Recorded data
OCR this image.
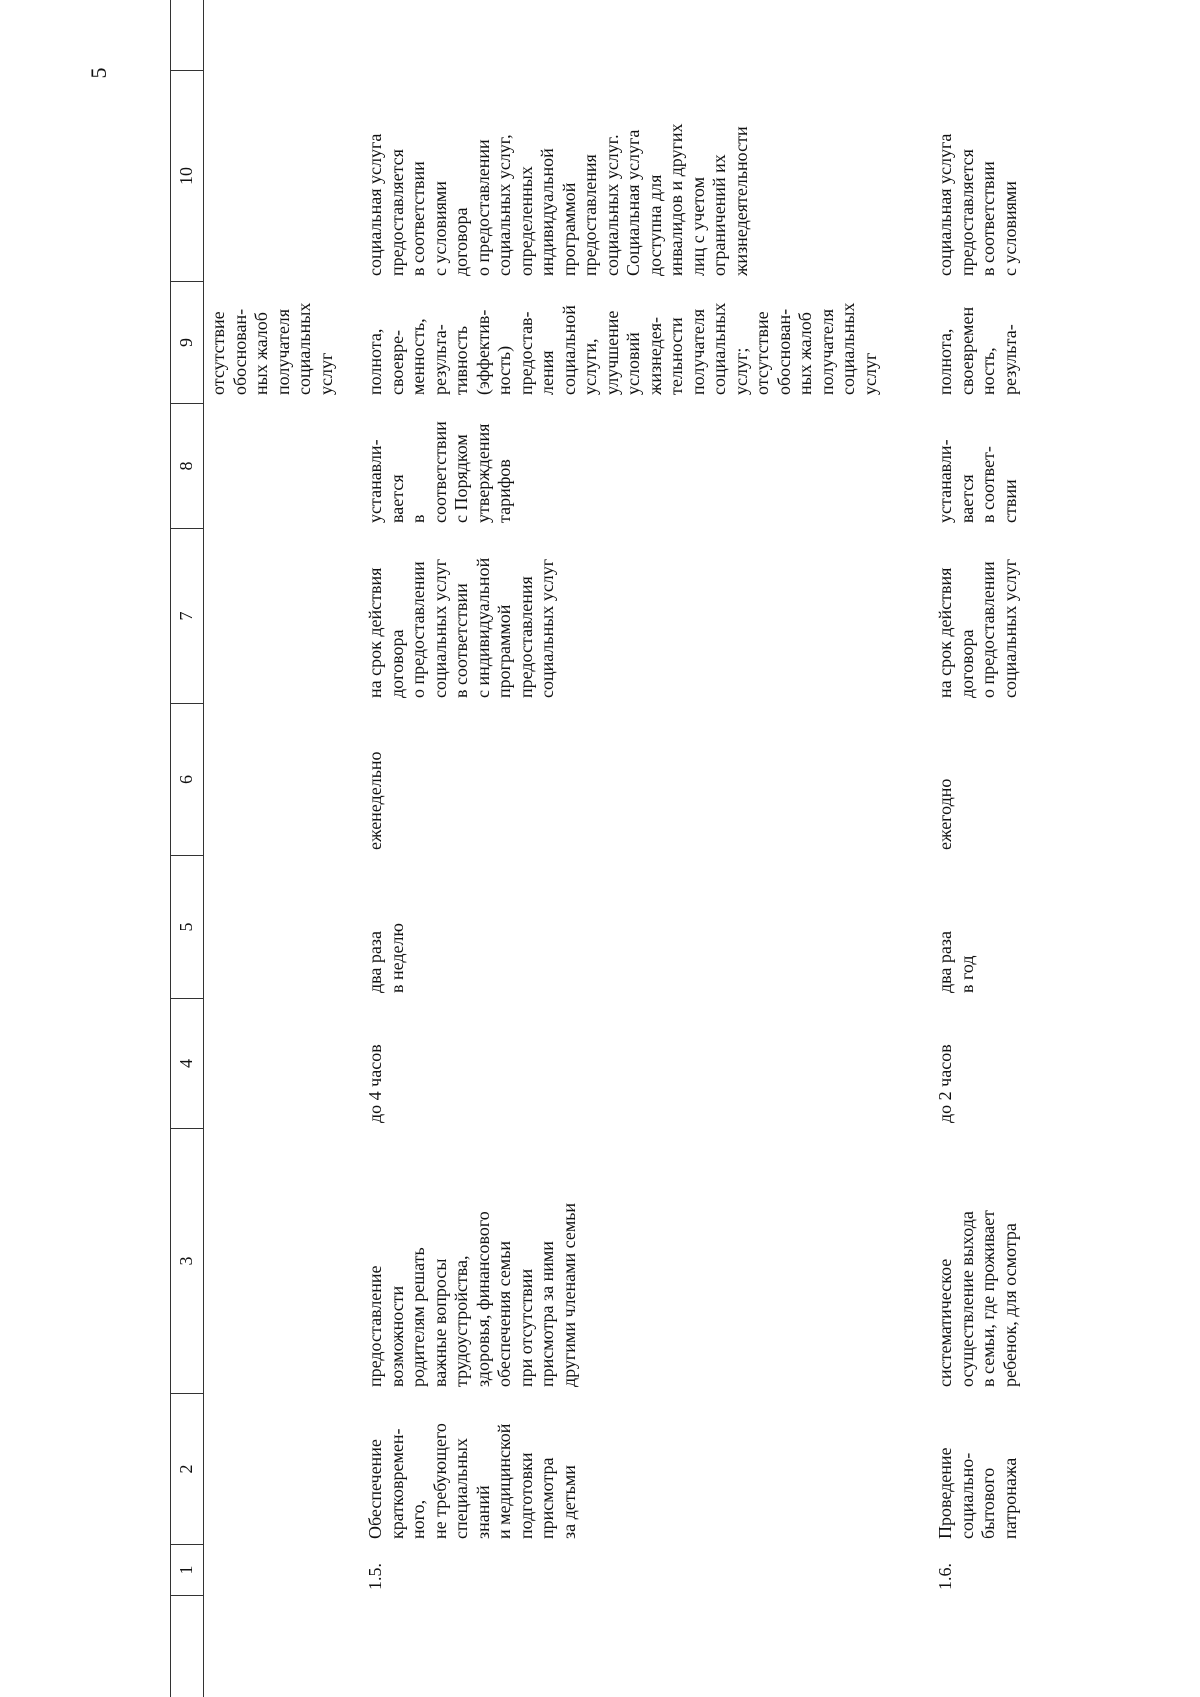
5
1
2
3
4
5
6
7
8
9
10
отсутствие
обоснован-
ных жалоб
получателя
социальных
услуг
1.5.
Обеспечение
кратковремен-
ного,
не требующего
специальных
знаний
и медицинской
подготовки
присмотра
за детьми
предоставление
возможности
родителям решать
важные вопросы
трудоустройства,
здоровья, финансового
обеспечения семьи
при отсутствии
присмотра за ними
другими членами семьи
до 4 часов
два раза
в неделю
еженедельно
на срок действия
договора
о предоставлении
социальных услуг
в соответствии
с индивидуальной
программой
предоставления
социальных услуг
устанавли-
вается
в
соответствии
с Порядком
утверждения
тарифов
полнота,
своевре-
менность,
результа-
тивность
(эффектив-
ность)
предостав-
ления
социальной
услуги,
улучшение
условий
жизнедея-
тельности
получателя
социальных
услуг;
отсутствие
обоснован-
ных жалоб
получателя
социальных
услуг
социальная услуга
предоставляется
в соответствии
с условиями
договора
о предоставлении
социальных услуг,
определенных
индивидуальной
программой
предоставления
социальных услуг.
Социальная услуга
доступна для
инвалидов и других
лиц с учетом
ограничений их
жизнедеятельности
1.6.
Проведение
социально-
бытового
патронажа
систематическое
осуществление выхода
в семьи, где проживает
ребенок, для осмотра
до 2 часов
два раза
в год
ежегодно
на срок действия
договора
о предоставлении
социальных услуг
устанавли-
вается
в соответ-
ствии
полнота,
своевремен
ность,
результа-
социальная услуга
предоставляется
в соответствии
с условиями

**WHAT IS NEEDED**
Keep the pictures out of the copy and return the rest of the data above exactly.

**THE RESPONSE**
OCR this image.
5
1
2
3
4
5
6
7
8
9
10
отсутствие
обоснован-
ных жалоб
получателя
социальных
услуг
1.5.
Обеспечение
кратковремен-
ного,
не требующего
специальных
знаний
и медицинской
подготовки
присмотра
за детьми
предоставление
возможности
родителям решать
важные вопросы
трудоустройства,
здоровья, финансового
обеспечения семьи
при отсутствии
присмотра за ними
другими членами семьи
до 4 часов
два раза
в неделю
еженедельно
на срок действия
договора
о предоставлении
социальных услуг
в соответствии
с индивидуальной
программой
предоставления
социальных услуг
устанавли-
вается
в
соответствии
с Порядком
утверждения
тарифов
полнота,
своевре-
менность,
результа-
тивность
(эффектив-
ность)
предостав-
ления
социальной
услуги,
улучшение
условий
жизнедея-
тельности
получателя
социальных
услуг;
отсутствие
обоснован-
ных жалоб
получателя
социальных
услуг
социальная услуга
предоставляется
в соответствии
с условиями
договора
о предоставлении
социальных услуг,
определенных
индивидуальной
программой
предоставления
социальных услуг.
Социальная услуга
доступна для
инвалидов и других
лиц с учетом
ограничений их
жизнедеятельности
1.6.
Проведение
социально-
бытового
патронажа
систематическое
осуществление выхода
в семьи, где проживает
ребенок, для осмотра
до 2 часов
два раза
в год
ежегодно
на срок действия
договора
о предоставлении
социальных услуг
устанавли-
вается
в соответ-
ствии
полнота,
своевремен
ность,
результа-
социальная услуга
предоставляется
в соответствии
с условиями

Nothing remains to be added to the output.